(Records for this exercise)
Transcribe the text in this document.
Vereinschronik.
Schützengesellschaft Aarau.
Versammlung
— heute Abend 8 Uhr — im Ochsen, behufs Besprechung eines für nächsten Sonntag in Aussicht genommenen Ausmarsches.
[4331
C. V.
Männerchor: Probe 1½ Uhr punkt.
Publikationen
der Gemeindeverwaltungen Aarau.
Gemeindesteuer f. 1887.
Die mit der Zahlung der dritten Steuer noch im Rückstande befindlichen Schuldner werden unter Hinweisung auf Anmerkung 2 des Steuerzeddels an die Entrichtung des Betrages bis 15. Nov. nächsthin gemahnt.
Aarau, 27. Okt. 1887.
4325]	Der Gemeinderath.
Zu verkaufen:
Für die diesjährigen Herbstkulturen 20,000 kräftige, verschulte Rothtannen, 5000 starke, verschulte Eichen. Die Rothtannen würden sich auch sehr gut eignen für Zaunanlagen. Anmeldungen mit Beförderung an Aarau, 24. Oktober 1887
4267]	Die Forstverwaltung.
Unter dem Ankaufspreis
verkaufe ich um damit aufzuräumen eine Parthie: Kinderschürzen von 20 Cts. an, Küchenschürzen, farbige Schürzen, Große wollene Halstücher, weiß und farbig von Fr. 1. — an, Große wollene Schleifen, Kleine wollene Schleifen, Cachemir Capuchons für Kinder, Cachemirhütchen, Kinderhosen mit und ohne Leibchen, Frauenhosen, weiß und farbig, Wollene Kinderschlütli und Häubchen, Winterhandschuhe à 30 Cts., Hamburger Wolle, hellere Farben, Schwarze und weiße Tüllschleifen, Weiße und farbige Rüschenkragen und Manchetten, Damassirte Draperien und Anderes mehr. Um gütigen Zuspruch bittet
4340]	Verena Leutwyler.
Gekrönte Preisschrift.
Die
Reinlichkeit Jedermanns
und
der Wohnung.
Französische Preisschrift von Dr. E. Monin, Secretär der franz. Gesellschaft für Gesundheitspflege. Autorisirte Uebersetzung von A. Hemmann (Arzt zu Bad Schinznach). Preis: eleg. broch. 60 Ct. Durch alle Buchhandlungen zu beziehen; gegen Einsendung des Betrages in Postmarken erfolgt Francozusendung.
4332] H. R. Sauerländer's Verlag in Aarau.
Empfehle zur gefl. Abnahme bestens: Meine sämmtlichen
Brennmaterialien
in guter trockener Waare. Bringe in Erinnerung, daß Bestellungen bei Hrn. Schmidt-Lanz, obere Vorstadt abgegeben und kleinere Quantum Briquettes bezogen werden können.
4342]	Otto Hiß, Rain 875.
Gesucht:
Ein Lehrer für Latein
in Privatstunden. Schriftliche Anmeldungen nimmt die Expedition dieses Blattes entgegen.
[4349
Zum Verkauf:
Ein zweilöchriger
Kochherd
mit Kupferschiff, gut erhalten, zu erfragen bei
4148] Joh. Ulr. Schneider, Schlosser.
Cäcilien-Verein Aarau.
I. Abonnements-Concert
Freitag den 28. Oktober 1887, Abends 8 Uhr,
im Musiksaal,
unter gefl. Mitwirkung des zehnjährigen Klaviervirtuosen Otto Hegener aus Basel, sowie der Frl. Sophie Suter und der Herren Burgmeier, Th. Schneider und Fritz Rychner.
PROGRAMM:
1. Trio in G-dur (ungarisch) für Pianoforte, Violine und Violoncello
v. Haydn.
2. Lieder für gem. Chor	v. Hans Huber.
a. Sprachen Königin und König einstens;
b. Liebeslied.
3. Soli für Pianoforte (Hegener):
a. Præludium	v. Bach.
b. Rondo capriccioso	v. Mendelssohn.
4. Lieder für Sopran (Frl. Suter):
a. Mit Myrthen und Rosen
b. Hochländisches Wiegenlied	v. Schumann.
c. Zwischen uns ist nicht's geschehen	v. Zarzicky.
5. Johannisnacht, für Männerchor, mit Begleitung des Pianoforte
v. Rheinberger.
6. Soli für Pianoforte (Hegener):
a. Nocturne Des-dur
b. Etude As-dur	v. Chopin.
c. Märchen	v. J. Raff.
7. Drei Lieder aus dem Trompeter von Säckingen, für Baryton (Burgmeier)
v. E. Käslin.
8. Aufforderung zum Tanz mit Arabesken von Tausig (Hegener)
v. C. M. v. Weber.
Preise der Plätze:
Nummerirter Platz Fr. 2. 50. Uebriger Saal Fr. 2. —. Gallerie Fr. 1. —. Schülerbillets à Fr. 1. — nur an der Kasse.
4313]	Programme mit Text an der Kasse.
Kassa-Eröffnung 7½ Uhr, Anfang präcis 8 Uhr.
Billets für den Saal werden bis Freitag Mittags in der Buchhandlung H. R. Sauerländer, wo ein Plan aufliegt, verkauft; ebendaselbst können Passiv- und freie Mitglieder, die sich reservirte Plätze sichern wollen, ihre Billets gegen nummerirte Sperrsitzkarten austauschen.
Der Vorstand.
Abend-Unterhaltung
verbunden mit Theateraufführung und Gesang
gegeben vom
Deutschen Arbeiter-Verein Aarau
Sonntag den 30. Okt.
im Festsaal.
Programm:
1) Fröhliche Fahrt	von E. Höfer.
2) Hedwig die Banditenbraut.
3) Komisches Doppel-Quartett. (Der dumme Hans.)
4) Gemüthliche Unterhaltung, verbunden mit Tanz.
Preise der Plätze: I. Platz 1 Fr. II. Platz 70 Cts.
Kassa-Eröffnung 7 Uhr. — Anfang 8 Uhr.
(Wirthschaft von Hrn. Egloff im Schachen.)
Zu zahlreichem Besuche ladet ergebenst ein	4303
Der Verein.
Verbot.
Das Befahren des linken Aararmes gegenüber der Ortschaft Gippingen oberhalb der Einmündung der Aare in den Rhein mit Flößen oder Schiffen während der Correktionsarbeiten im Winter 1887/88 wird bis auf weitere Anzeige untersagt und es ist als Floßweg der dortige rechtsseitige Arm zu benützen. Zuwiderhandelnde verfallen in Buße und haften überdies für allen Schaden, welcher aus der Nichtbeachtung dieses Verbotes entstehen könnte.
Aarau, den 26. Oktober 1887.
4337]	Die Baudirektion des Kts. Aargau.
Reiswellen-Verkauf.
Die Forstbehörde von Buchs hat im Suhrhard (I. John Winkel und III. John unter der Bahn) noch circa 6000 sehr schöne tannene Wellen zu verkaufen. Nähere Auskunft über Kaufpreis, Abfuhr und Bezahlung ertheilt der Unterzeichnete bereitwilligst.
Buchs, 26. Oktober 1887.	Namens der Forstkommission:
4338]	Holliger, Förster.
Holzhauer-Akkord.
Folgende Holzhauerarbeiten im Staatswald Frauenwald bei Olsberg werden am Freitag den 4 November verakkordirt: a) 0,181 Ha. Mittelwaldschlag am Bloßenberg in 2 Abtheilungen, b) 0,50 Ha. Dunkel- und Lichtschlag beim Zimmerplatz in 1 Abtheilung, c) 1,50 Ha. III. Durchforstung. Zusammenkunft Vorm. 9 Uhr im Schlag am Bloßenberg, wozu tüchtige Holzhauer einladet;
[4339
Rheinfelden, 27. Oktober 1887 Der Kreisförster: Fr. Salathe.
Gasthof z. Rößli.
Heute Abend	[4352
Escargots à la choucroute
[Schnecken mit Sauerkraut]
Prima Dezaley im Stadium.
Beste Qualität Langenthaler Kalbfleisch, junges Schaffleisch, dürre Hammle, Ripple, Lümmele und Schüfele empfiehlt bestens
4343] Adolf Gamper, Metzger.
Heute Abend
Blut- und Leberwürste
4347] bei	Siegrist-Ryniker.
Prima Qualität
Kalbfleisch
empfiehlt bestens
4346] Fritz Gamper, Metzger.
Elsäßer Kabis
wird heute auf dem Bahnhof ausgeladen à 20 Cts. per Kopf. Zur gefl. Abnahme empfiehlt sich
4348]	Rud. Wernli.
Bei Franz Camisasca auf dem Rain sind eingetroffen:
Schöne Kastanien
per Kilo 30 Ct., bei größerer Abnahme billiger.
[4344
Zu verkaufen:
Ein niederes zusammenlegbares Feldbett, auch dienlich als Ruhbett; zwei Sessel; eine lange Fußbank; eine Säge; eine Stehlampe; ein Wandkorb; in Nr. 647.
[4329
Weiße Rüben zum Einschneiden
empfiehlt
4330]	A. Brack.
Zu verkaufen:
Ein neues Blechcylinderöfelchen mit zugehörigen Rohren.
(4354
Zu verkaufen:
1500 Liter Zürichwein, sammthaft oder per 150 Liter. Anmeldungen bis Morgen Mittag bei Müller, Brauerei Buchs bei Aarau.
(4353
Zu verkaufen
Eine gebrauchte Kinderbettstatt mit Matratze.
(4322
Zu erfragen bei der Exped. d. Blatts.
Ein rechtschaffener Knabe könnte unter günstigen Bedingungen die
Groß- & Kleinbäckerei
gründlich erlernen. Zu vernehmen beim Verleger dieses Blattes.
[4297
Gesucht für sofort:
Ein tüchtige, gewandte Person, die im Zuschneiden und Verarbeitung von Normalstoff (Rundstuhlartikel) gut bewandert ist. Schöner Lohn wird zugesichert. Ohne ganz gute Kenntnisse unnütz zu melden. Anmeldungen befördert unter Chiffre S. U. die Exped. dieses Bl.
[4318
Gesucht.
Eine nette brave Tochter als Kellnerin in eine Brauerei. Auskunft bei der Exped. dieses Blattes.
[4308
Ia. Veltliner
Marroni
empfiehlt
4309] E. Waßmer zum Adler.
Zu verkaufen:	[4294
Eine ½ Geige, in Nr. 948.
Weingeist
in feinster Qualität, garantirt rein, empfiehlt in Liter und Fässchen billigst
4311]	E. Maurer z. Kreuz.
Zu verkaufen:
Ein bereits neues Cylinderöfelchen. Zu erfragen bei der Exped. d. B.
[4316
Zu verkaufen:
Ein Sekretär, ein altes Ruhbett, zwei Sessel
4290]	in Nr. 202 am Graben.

(Problem details) Look through the listing, and copy each line that contains the word "Suter".

(Solution for this task)
unter gefl. Mitwirkung des zehnjährigen Klaviervirtuosen Otto Hegener aus Basel, sowie der Frl. Sophie Suter und der Herren Burgmeier, Th. Schneider und Fritz Rychner.
4. Lieder für Sopran (Frl. Suter):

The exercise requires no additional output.